- Instructions to follow
Copy the data below verbatim, line for line, and leave out the pictures.

- Records for the exercise
+++++

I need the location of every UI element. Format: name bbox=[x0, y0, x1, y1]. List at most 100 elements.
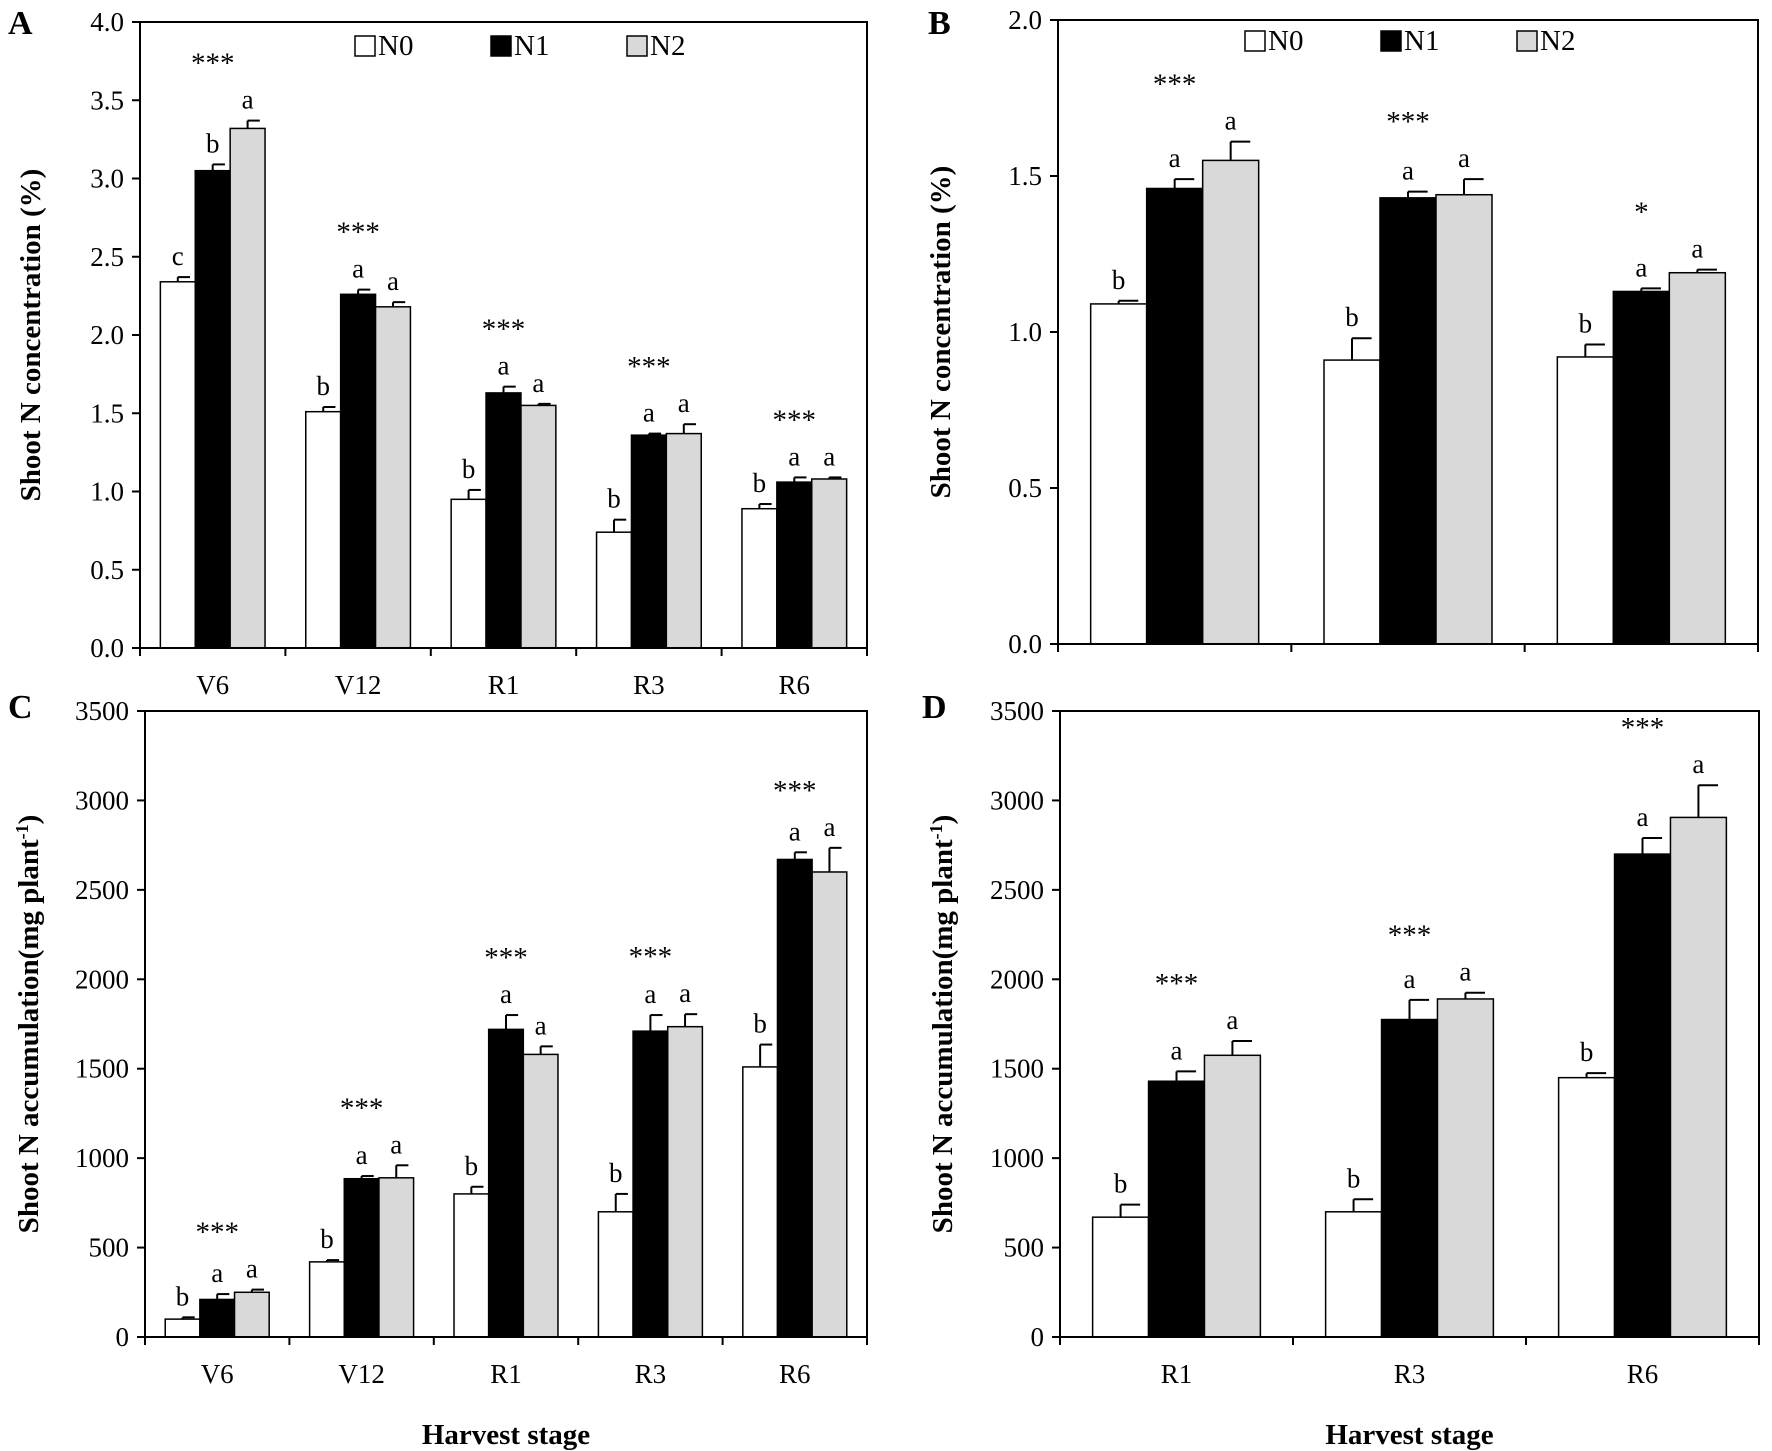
y-tick-label: 3.5 bbox=[90, 85, 124, 115]
sig-letter-N0-R3: b bbox=[1345, 302, 1359, 332]
sig-letter-N2-R3: a bbox=[1458, 143, 1470, 173]
bar-N0-V6 bbox=[159, 281, 197, 649]
y-tick-label: 3.0 bbox=[90, 164, 124, 194]
sig-letter-N2-R6: a bbox=[823, 812, 835, 842]
y-tick-label: 1500 bbox=[990, 1054, 1044, 1084]
bar-N2-R6 bbox=[1669, 816, 1728, 1338]
y-axis-title: Shoot N concentration (%) bbox=[925, 166, 957, 499]
bar-N1-R6 bbox=[776, 858, 813, 1338]
category-group-R3: ba a***R3 bbox=[595, 351, 702, 700]
bar-N1-R6 bbox=[1613, 853, 1672, 1338]
sig-stars-R1: *** bbox=[484, 942, 528, 974]
panel-letter: C bbox=[8, 689, 33, 726]
panel-letter: A bbox=[8, 5, 33, 42]
sig-stars-V12: *** bbox=[340, 1092, 384, 1124]
legend-label-N1: N1 bbox=[514, 30, 549, 62]
y-tick-label: 3000 bbox=[990, 785, 1044, 815]
panel-C: C Shoot N accumulation(mg plant-1) 0 500 100… bbox=[8, 689, 868, 1451]
category-group-R1: baa***R1 bbox=[450, 314, 557, 700]
bar-N0-R6 bbox=[1556, 356, 1615, 645]
sig-stars-R3: *** bbox=[1386, 106, 1430, 138]
bar-N0-R6 bbox=[742, 1066, 779, 1338]
plot-frame bbox=[139, 21, 868, 649]
bar-N1-R3 bbox=[630, 434, 668, 649]
sig-stars-R6: *** bbox=[1621, 712, 1665, 744]
x-tick-label-R1: R1 bbox=[490, 1359, 522, 1389]
bar-N0-R3 bbox=[1323, 359, 1381, 645]
bar-N0-V12 bbox=[308, 1261, 346, 1338]
bar-N1-R1 bbox=[487, 1028, 525, 1338]
bar-N2-R1 bbox=[1201, 159, 1260, 645]
y-tick-label: 0.5 bbox=[1008, 473, 1042, 503]
sig-stars-R1: *** bbox=[1155, 968, 1199, 1000]
sig-stars-R1: *** bbox=[1153, 69, 1197, 101]
x-tick-label-R3: R3 bbox=[1394, 1359, 1426, 1389]
sig-letter-N1-R6: a bbox=[789, 816, 801, 846]
x-tick-label-V12: V12 bbox=[338, 1359, 385, 1389]
x-tick-label-V12: V12 bbox=[335, 670, 382, 700]
x-tick-label-V6: V6 bbox=[201, 1359, 234, 1389]
sig-letter-N1-R3: a bbox=[643, 398, 655, 428]
legend-label-N0: N0 bbox=[378, 30, 413, 62]
bar-N2-V6 bbox=[229, 127, 266, 649]
sig-letter-N2-R1: a bbox=[1225, 106, 1237, 136]
bar-N0-V6 bbox=[164, 1318, 201, 1338]
category-group-V6: c ba*** V6 bbox=[159, 48, 266, 700]
category-group-R6: b a a * bbox=[1556, 197, 1727, 645]
sig-letter-N2-R3: a bbox=[679, 978, 691, 1008]
bar-N0-R1 bbox=[450, 498, 487, 649]
y-tick-label: 1000 bbox=[990, 1143, 1044, 1173]
bar-N2-V6 bbox=[233, 1291, 270, 1338]
legend-label-N2: N2 bbox=[1540, 25, 1575, 57]
y-tick-label: 2500 bbox=[75, 875, 129, 905]
category-group-R3: ba a***R3 bbox=[597, 941, 704, 1389]
x-tick-label-R1: R1 bbox=[488, 670, 520, 700]
y-tick-label: 0 bbox=[116, 1322, 130, 1352]
category-group-R6: baa***R6 bbox=[1557, 712, 1728, 1389]
sig-letter-N1-R6: a bbox=[788, 441, 800, 471]
bar-N0-R1 bbox=[1091, 1216, 1150, 1338]
x-tick-label-R3: R3 bbox=[633, 670, 665, 700]
y-tick-label: 500 bbox=[1004, 1233, 1045, 1263]
bar-N1-R1 bbox=[485, 392, 522, 649]
bar-N0-R6 bbox=[741, 507, 778, 649]
sig-letter-N0-V12: b bbox=[320, 1224, 334, 1254]
sig-stars-V12: *** bbox=[336, 217, 380, 249]
legend-swatch-N0 bbox=[1244, 30, 1266, 52]
sig-stars-R3: *** bbox=[627, 351, 671, 383]
bar-N0-R3 bbox=[1324, 1211, 1383, 1338]
bar-N0-R3 bbox=[597, 1211, 634, 1338]
y-axis-title: Shoot N accumulation(mg plant-1) bbox=[926, 815, 959, 1234]
y-tick-label: 1.0 bbox=[90, 477, 124, 507]
panel-D: D Shoot N accumulation(mg plant-1) 0 500 100… bbox=[922, 689, 1760, 1451]
sig-letter-N2-R6: a bbox=[823, 441, 835, 471]
sig-letter-N0-R3: b bbox=[607, 484, 621, 514]
sig-letter-N0-R1: b bbox=[462, 454, 476, 484]
legend: N0 N1 N2 bbox=[354, 30, 685, 62]
bar-N0-R1 bbox=[453, 1193, 490, 1338]
x-tick-label-R3: R3 bbox=[635, 1359, 667, 1389]
bar-N0-R6 bbox=[1557, 1076, 1616, 1338]
bar-N1-R6 bbox=[1612, 290, 1671, 645]
sig-letter-N2-V12: a bbox=[387, 266, 399, 296]
legend-swatch-N0 bbox=[354, 35, 376, 57]
sig-letter-N1-R3: a bbox=[1404, 964, 1416, 994]
category-group-V6: ba a***V6 bbox=[164, 1217, 270, 1389]
sig-letter-N0-V12: b bbox=[316, 371, 330, 401]
bar-N1-R3 bbox=[1380, 1018, 1439, 1338]
bar-N2-R6 bbox=[1668, 271, 1727, 645]
sig-letter-N2-R1: a bbox=[1226, 1005, 1238, 1035]
legend: N0 N1 N2 bbox=[1244, 25, 1575, 57]
sig-letter-N0-V6: c bbox=[172, 241, 184, 271]
sig-letter-N0-R6: b bbox=[753, 1009, 767, 1039]
sig-stars-R1: *** bbox=[482, 314, 526, 346]
sig-letter-N0-R3: b bbox=[1347, 1163, 1361, 1193]
bar-N2-V12 bbox=[374, 306, 412, 649]
x-tick-label-R6: R6 bbox=[779, 670, 811, 700]
sig-letter-N2-R1: a bbox=[535, 1010, 547, 1040]
sig-letter-N2-V6: a bbox=[246, 1254, 258, 1284]
category-group-R1: b a a *** bbox=[1089, 69, 1260, 645]
sig-letter-N1-V6: b bbox=[206, 128, 220, 158]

+++++

- The output
I need the location of every UI element. Format: name bbox=[x0, y0, x1, y1]. List at most 100 elements.
y-tick-label: 3.5 bbox=[90, 85, 124, 115]
sig-letter-N0-R3: b bbox=[1345, 302, 1359, 332]
sig-letter-N2-R3: a bbox=[1458, 143, 1470, 173]
bar-N0-V6 bbox=[159, 281, 197, 649]
y-tick-label: 3.0 bbox=[90, 164, 124, 194]
sig-letter-N2-R6: a bbox=[823, 812, 835, 842]
y-tick-label: 1500 bbox=[990, 1054, 1044, 1084]
bar-N2-R6 bbox=[1669, 816, 1728, 1338]
y-axis-title: Shoot N concentration (%) bbox=[925, 166, 957, 499]
bar-N1-R6 bbox=[776, 858, 813, 1338]
category-group-R3: ba a***R3 bbox=[595, 351, 702, 700]
bar-N1-R6 bbox=[1613, 853, 1672, 1338]
sig-stars-R1: *** bbox=[484, 942, 528, 974]
panel-letter: C bbox=[8, 689, 33, 726]
panel-letter: A bbox=[8, 5, 33, 42]
sig-stars-V12: *** bbox=[340, 1092, 384, 1124]
legend-label-N1: N1 bbox=[514, 30, 549, 62]
y-tick-label: 3000 bbox=[990, 785, 1044, 815]
panel-C: C Shoot N accumulation(mg plant-1) 0 500 100… bbox=[8, 689, 868, 1451]
category-group-R1: baa***R1 bbox=[450, 314, 557, 700]
bar-N0-R6 bbox=[1556, 356, 1615, 645]
sig-stars-R3: *** bbox=[1386, 106, 1430, 138]
bar-N0-R6 bbox=[742, 1066, 779, 1338]
plot-frame bbox=[139, 21, 868, 649]
bar-N1-R3 bbox=[630, 434, 668, 649]
sig-stars-R6: *** bbox=[1621, 712, 1665, 744]
x-tick-label-R1: R1 bbox=[490, 1359, 522, 1389]
bar-N0-R3 bbox=[1323, 359, 1381, 645]
bar-N0-V12 bbox=[308, 1261, 346, 1338]
bar-N1-R1 bbox=[487, 1028, 525, 1338]
bar-N2-R1 bbox=[1201, 159, 1260, 645]
y-tick-label: 0.5 bbox=[1008, 473, 1042, 503]
sig-stars-R1: *** bbox=[1155, 968, 1199, 1000]
sig-stars-R1: *** bbox=[1153, 69, 1197, 101]
x-tick-label-R3: R3 bbox=[1394, 1359, 1426, 1389]
sig-letter-N1-R6: a bbox=[789, 816, 801, 846]
x-tick-label-V12: V12 bbox=[338, 1359, 385, 1389]
x-tick-label-V12: V12 bbox=[335, 670, 382, 700]
x-tick-label-V6: V6 bbox=[201, 1359, 234, 1389]
sig-letter-N1-R3: a bbox=[643, 398, 655, 428]
legend-label-N0: N0 bbox=[378, 30, 413, 62]
bar-N2-V6 bbox=[229, 127, 266, 649]
sig-letter-N2-R1: a bbox=[1225, 106, 1237, 136]
bar-N0-V6 bbox=[164, 1318, 201, 1338]
category-group-V6: c ba*** V6 bbox=[159, 48, 266, 700]
category-group-R6: b a a * bbox=[1556, 197, 1727, 645]
sig-letter-N2-R3: a bbox=[679, 978, 691, 1008]
bar-N0-R1 bbox=[450, 498, 487, 649]
y-tick-label: 1000 bbox=[990, 1143, 1044, 1173]
bar-N2-V6 bbox=[233, 1291, 270, 1338]
legend-label-N2: N2 bbox=[1540, 25, 1575, 57]
y-tick-label: 2500 bbox=[75, 875, 129, 905]
category-group-R3: ba a***R3 bbox=[597, 941, 704, 1389]
x-tick-label-R1: R1 bbox=[488, 670, 520, 700]
y-tick-label: 0 bbox=[116, 1322, 130, 1352]
category-group-R6: baa***R6 bbox=[1557, 712, 1728, 1389]
sig-letter-N1-R6: a bbox=[788, 441, 800, 471]
bar-N0-R1 bbox=[1091, 1216, 1150, 1338]
x-tick-label-R3: R3 bbox=[633, 670, 665, 700]
y-tick-label: 500 bbox=[1004, 1233, 1045, 1263]
bar-N1-R1 bbox=[485, 392, 522, 649]
bar-N0-R6 bbox=[741, 507, 778, 649]
sig-letter-N0-V12: b bbox=[320, 1224, 334, 1254]
sig-stars-V12: *** bbox=[336, 217, 380, 249]
legend-swatch-N0 bbox=[1244, 30, 1266, 52]
sig-stars-R3: *** bbox=[627, 351, 671, 383]
bar-N0-R3 bbox=[1324, 1211, 1383, 1338]
bar-N0-R3 bbox=[597, 1211, 634, 1338]
y-axis-title: Shoot N accumulation(mg plant-1) bbox=[926, 815, 959, 1234]
y-tick-label: 1.0 bbox=[90, 477, 124, 507]
panel-D: D Shoot N accumulation(mg plant-1) 0 500 100… bbox=[922, 689, 1760, 1451]
sig-letter-N2-R6: a bbox=[823, 441, 835, 471]
sig-letter-N0-R3: b bbox=[607, 484, 621, 514]
sig-letter-N0-R1: b bbox=[462, 454, 476, 484]
legend: N0 N1 N2 bbox=[354, 30, 685, 62]
bar-N0-R1 bbox=[453, 1193, 490, 1338]
x-tick-label-R3: R3 bbox=[635, 1359, 667, 1389]
bar-N0-R6 bbox=[1557, 1076, 1616, 1338]
bar-N1-R6 bbox=[1612, 290, 1671, 645]
sig-letter-N2-V12: a bbox=[387, 266, 399, 296]
legend-swatch-N0 bbox=[354, 35, 376, 57]
sig-letter-N1-R3: a bbox=[1404, 964, 1416, 994]
category-group-V6: ba a***V6 bbox=[164, 1217, 270, 1389]
sig-letter-N0-V12: b bbox=[316, 371, 330, 401]
bar-N1-R3 bbox=[1380, 1018, 1439, 1338]
bar-N2-R6 bbox=[1668, 271, 1727, 645]
sig-letter-N2-R1: a bbox=[1226, 1005, 1238, 1035]
legend: N0 N1 N2 bbox=[1244, 25, 1575, 57]
sig-letter-N0-V6: c bbox=[172, 241, 184, 271]
sig-letter-N0-R6: b bbox=[753, 1009, 767, 1039]
sig-stars-R1: *** bbox=[482, 314, 526, 346]
sig-letter-N0-R3: b bbox=[1347, 1163, 1361, 1193]
bar-N2-V12 bbox=[374, 306, 412, 649]
x-tick-label-R6: R6 bbox=[779, 670, 811, 700]
sig-letter-N2-R1: a bbox=[535, 1010, 547, 1040]
sig-letter-N2-V6: a bbox=[246, 1254, 258, 1284]
category-group-R1: b a a *** bbox=[1089, 69, 1260, 645]
sig-letter-N1-V6: b bbox=[206, 128, 220, 158]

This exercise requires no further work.